Extract the listing below in full, unchanged.

** begin Exercise input **

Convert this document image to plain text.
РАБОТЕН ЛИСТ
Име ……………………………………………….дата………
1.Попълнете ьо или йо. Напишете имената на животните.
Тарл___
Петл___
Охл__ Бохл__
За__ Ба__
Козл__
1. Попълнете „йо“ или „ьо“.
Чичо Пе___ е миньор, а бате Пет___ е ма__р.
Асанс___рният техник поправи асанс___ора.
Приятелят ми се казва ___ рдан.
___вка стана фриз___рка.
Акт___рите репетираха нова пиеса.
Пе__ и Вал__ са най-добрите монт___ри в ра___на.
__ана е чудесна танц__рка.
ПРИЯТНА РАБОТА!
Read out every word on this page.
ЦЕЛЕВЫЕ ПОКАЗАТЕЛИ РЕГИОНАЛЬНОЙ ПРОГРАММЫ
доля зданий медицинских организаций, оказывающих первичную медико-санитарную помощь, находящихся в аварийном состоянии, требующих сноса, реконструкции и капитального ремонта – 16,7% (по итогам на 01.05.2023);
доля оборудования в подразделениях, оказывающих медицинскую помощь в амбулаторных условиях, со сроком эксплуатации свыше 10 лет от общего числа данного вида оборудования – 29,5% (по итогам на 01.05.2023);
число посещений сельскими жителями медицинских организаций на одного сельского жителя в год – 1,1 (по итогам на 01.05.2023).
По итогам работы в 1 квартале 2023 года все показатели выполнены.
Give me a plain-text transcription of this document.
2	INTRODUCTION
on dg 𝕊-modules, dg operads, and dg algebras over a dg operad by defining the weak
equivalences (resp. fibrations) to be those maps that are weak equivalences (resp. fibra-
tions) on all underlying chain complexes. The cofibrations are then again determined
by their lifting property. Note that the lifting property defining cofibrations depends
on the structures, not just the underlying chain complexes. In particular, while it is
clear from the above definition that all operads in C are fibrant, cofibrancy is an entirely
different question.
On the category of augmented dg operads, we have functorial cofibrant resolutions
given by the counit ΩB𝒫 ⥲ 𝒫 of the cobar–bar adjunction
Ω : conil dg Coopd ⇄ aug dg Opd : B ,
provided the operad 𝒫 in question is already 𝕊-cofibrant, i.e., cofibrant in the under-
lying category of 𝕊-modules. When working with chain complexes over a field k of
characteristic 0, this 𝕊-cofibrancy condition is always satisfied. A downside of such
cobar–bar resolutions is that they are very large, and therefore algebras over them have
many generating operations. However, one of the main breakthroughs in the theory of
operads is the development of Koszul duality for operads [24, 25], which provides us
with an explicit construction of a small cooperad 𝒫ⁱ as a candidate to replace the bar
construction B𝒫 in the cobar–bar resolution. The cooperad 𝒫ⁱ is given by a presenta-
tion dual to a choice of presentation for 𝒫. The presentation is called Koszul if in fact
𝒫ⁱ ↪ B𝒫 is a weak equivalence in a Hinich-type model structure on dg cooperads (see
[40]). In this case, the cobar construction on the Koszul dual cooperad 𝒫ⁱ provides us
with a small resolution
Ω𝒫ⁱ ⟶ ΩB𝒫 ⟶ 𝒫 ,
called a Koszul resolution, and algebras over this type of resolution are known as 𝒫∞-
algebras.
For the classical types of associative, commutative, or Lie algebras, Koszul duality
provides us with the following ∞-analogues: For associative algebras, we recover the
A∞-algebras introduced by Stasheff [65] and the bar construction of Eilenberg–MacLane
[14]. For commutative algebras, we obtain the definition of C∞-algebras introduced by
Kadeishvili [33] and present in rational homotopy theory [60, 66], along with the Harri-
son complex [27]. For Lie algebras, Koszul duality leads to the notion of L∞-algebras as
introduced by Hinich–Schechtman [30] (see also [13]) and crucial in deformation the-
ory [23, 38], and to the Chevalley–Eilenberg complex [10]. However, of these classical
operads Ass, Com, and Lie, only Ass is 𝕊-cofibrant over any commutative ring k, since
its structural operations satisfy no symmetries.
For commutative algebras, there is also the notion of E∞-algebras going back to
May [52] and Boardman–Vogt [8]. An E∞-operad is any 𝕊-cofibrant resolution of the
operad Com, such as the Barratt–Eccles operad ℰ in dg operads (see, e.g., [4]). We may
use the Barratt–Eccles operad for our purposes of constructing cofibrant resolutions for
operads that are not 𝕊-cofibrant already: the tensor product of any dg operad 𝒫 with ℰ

** end Exercise input **

Task answer —
Convert this document image to plain text.
РАБОТЕН ЛИСТ
Име ……………………………………………….дата………
1.Попълнете ьо или йо. Напишете имената на животните.
Тарл___
Петл___
Охл__ Бохл__
За__ Ба__
Козл__
1. Попълнете „йо“ или „ьо“.
Чичо Пе___ е миньор, а бате Пет___ е ма__р.
Асанс___рният техник поправи асанс___ора.
Приятелят ми се казва ___ рдан.
___вка стана фриз___рка.
Акт___рите репетираха нова пиеса.
Пе__ и Вал__ са най-добрите монт___ри в ра___на.
__ана е чудесна танц__рка.
ПРИЯТНА РАБОТА!
Read out every word on this page.
ЦЕЛЕВЫЕ ПОКАЗАТЕЛИ РЕГИОНАЛЬНОЙ ПРОГРАММЫ
доля зданий медицинских организаций, оказывающих первичную медико-санитарную помощь, находящихся в аварийном состоянии, требующих сноса, реконструкции и капитального ремонта – 16,7% (по итогам на 01.05.2023);
доля оборудования в подразделениях, оказывающих медицинскую помощь в амбулаторных условиях, со сроком эксплуатации свыше 10 лет от общего числа данного вида оборудования – 29,5% (по итогам на 01.05.2023);
число посещений сельскими жителями медицинских организаций на одного сельского жителя в год – 1,1 (по итогам на 01.05.2023).
По итогам работы в 1 квартале 2023 года все показатели выполнены.
Give me a plain-text transcription of this document.
2	INTRODUCTION
on dg 𝕊-modules, dg operads, and dg algebras over a dg operad by defining the weak
equivalences (resp. fibrations) to be those maps that are weak equivalences (resp. fibra-
tions) on all underlying chain complexes. The cofibrations are then again determined
by their lifting property. Note that the lifting property defining cofibrations depends
on the structures, not just the underlying chain complexes. In particular, while it is
clear from the above definition that all operads in C are fibrant, cofibrancy is an entirely
different question.
On the category of augmented dg operads, we have functorial cofibrant resolutions
given by the counit ΩB𝒫 ⥲ 𝒫 of the cobar–bar adjunction
Ω : conil dg Coopd ⇄ aug dg Opd : B ,
provided the operad 𝒫 in question is already 𝕊-cofibrant, i.e., cofibrant in the under-
lying category of 𝕊-modules. When working with chain complexes over a field k of
characteristic 0, this 𝕊-cofibrancy condition is always satisfied. A downside of such
cobar–bar resolutions is that they are very large, and therefore algebras over them have
many generating operations. However, one of the main breakthroughs in the theory of
operads is the development of Koszul duality for operads [24, 25], which provides us
with an explicit construction of a small cooperad 𝒫ⁱ as a candidate to replace the bar
construction B𝒫 in the cobar–bar resolution. The cooperad 𝒫ⁱ is given by a presenta-
tion dual to a choice of presentation for 𝒫. The presentation is called Koszul if in fact
𝒫ⁱ ↪ B𝒫 is a weak equivalence in a Hinich-type model structure on dg cooperads (see
[40]). In this case, the cobar construction on the Koszul dual cooperad 𝒫ⁱ provides us
with a small resolution
Ω𝒫ⁱ ⟶ ΩB𝒫 ⟶ 𝒫 ,
called a Koszul resolution, and algebras over this type of resolution are known as 𝒫∞-
algebras.
For the classical types of associative, commutative, or Lie algebras, Koszul duality
provides us with the following ∞-analogues: For associative algebras, we recover the
A∞-algebras introduced by Stasheff [65] and the bar construction of Eilenberg–MacLane
[14]. For commutative algebras, we obtain the definition of C∞-algebras introduced by
Kadeishvili [33] and present in rational homotopy theory [60, 66], along with the Harri-
son complex [27]. For Lie algebras, Koszul duality leads to the notion of L∞-algebras as
introduced by Hinich–Schechtman [30] (see also [13]) and crucial in deformation the-
ory [23, 38], and to the Chevalley–Eilenberg complex [10]. However, of these classical
operads Ass, Com, and Lie, only Ass is 𝕊-cofibrant over any commutative ring k, since
its structural operations satisfy no symmetries.
For commutative algebras, there is also the notion of E∞-algebras going back to
May [52] and Boardman–Vogt [8]. An E∞-operad is any 𝕊-cofibrant resolution of the
operad Com, such as the Barratt–Eccles operad ℰ in dg operads (see, e.g., [4]). We may
use the Barratt–Eccles operad for our purposes of constructing cofibrant resolutions for
operads that are not 𝕊-cofibrant already: the tensor product of any dg operad 𝒫 with ℰ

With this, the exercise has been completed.